To do: Render the material from its start through the line containing "value-cell: 90,0 bbox=[672, 1281, 698, 1386]", both ends included, as a Markdown table with the columns Row and Line, leaving out any blank lines.

(Saved entries)

○ ○ ○

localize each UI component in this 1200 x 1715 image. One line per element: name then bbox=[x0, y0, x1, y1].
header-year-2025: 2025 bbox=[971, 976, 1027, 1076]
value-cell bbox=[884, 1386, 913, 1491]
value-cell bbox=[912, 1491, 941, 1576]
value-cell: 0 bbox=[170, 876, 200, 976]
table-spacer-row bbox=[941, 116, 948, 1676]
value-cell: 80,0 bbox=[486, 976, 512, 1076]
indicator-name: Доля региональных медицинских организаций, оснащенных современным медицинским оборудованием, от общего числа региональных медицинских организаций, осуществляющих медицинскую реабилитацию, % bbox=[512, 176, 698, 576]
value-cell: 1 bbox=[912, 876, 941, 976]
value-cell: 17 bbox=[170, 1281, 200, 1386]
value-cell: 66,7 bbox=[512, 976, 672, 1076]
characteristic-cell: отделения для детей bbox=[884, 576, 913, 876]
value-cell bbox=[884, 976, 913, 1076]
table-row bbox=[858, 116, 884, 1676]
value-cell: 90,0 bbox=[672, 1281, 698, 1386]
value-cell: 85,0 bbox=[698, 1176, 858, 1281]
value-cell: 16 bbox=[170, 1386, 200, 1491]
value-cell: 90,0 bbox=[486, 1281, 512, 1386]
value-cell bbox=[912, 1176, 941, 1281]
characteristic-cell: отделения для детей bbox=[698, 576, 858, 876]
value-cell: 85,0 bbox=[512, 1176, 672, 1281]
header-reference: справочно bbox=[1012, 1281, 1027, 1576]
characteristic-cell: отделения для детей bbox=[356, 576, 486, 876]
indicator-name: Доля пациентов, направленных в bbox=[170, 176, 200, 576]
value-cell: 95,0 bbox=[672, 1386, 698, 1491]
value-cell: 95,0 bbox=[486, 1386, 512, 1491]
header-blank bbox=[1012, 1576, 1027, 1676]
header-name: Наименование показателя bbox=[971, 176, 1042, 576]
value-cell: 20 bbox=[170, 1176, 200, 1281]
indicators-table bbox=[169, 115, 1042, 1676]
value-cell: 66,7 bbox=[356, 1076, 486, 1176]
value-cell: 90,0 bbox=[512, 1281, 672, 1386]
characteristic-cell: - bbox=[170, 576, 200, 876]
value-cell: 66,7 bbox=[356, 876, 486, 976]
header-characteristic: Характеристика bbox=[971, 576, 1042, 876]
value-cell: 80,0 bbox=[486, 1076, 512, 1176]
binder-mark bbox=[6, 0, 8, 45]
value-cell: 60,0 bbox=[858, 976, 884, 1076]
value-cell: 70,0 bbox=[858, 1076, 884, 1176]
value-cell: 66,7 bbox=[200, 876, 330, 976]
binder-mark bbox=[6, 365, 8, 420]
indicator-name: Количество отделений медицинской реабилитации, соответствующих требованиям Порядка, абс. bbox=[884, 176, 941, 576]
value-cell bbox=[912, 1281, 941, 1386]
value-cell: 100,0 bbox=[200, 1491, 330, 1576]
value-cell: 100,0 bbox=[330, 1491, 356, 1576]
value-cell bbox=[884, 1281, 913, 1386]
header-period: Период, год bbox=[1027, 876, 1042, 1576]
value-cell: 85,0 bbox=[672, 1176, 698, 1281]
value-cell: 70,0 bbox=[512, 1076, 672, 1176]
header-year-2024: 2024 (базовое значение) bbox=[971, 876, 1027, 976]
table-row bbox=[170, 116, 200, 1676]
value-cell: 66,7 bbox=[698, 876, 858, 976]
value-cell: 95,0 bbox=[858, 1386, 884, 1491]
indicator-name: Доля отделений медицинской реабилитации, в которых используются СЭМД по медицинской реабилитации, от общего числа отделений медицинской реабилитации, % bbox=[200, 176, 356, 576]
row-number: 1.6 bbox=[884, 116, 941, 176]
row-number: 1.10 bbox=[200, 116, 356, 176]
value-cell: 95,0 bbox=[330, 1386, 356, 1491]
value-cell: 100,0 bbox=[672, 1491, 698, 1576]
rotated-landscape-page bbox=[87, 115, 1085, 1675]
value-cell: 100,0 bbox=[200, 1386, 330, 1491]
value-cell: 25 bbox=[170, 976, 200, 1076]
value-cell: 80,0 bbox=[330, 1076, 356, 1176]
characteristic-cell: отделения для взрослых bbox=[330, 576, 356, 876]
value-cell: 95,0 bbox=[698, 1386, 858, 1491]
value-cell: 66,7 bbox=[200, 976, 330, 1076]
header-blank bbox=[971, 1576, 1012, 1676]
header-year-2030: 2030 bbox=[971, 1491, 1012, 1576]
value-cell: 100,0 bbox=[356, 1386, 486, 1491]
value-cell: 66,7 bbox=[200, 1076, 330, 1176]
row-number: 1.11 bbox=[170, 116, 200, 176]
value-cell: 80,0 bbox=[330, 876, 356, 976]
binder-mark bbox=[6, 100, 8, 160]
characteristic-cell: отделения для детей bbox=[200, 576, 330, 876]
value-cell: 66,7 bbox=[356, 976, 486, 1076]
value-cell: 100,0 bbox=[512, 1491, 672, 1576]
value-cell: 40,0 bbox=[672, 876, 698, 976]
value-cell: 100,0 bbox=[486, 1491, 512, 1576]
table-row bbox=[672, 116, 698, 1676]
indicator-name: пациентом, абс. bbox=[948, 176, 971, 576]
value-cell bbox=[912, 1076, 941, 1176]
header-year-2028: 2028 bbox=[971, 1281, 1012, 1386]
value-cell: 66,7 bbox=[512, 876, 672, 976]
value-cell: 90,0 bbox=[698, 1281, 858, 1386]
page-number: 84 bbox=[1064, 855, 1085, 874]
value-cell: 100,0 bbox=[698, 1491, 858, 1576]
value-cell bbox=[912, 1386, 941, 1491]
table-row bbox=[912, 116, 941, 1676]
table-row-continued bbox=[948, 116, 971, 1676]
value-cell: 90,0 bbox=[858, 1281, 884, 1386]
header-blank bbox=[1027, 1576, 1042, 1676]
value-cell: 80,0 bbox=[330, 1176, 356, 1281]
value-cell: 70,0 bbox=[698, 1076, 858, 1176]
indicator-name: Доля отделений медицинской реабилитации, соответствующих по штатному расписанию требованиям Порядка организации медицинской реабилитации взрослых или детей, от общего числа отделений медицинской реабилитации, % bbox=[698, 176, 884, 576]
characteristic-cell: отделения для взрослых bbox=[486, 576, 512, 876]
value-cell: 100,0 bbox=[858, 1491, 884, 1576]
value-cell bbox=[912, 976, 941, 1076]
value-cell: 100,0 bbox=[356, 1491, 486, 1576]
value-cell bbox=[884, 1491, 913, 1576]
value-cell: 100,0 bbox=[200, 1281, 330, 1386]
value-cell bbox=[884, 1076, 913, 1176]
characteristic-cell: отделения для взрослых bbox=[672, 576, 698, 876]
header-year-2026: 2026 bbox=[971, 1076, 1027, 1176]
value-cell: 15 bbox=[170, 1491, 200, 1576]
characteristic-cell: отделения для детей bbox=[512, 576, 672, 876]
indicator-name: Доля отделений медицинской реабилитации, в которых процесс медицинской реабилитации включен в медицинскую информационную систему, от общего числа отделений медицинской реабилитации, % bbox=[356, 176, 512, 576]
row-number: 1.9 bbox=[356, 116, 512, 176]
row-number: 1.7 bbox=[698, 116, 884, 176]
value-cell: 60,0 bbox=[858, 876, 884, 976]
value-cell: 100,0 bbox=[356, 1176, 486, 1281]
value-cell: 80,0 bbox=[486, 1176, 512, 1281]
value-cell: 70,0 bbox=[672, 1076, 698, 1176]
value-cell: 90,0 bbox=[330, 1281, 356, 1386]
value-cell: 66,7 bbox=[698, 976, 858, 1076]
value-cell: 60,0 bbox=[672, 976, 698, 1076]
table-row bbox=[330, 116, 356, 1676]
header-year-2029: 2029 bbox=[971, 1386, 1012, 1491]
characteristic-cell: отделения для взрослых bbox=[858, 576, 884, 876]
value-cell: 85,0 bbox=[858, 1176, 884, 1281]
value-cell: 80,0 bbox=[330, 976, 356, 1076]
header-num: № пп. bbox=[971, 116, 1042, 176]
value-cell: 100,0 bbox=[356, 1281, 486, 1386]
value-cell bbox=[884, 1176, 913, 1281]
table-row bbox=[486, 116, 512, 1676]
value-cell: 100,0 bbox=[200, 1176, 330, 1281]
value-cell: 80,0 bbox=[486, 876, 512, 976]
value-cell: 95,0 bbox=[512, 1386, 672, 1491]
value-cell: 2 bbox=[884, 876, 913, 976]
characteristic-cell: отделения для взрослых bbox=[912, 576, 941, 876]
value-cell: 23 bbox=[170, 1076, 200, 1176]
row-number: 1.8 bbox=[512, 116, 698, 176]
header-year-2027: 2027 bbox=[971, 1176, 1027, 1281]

○ ○ ○

Answer to the problem:
| Row | Line |
|---|---|
| 1 | localize each UI component in this 1200 x 1715 image. One line per element: name then bbox=[x0, y0, x1, y1]. |
| 2 | header-year-2025: 2025 bbox=[971, 976, 1027, 1076] |
| 3 | value-cell bbox=[884, 1386, 913, 1491] |
| 4 | value-cell bbox=[912, 1491, 941, 1576] |
| 5 | value-cell: 0 bbox=[170, 876, 200, 976] |
| 6 | table-spacer-row bbox=[941, 116, 948, 1676] |
| 7 | value-cell: 80,0 bbox=[486, 976, 512, 1076] |
| 8 | indicator-name: Доля региональных медицинских организаций, оснащенных современным медицинским оборудованием, от общего числа региональных медицинских организаций, осуществляющих медицинскую реабилитацию, % bbox=[512, 176, 698, 576] |
| 9 | value-cell: 1 bbox=[912, 876, 941, 976] |
| 10 | value-cell: 17 bbox=[170, 1281, 200, 1386] |
| 11 | value-cell: 66,7 bbox=[512, 976, 672, 1076] |
| 12 | characteristic-cell: отделения для детей bbox=[884, 576, 913, 876] |
| 13 | value-cell bbox=[884, 976, 913, 1076] |
| 14 | table-row bbox=[858, 116, 884, 1676] |
| 15 | value-cell: 90,0 bbox=[672, 1281, 698, 1386] |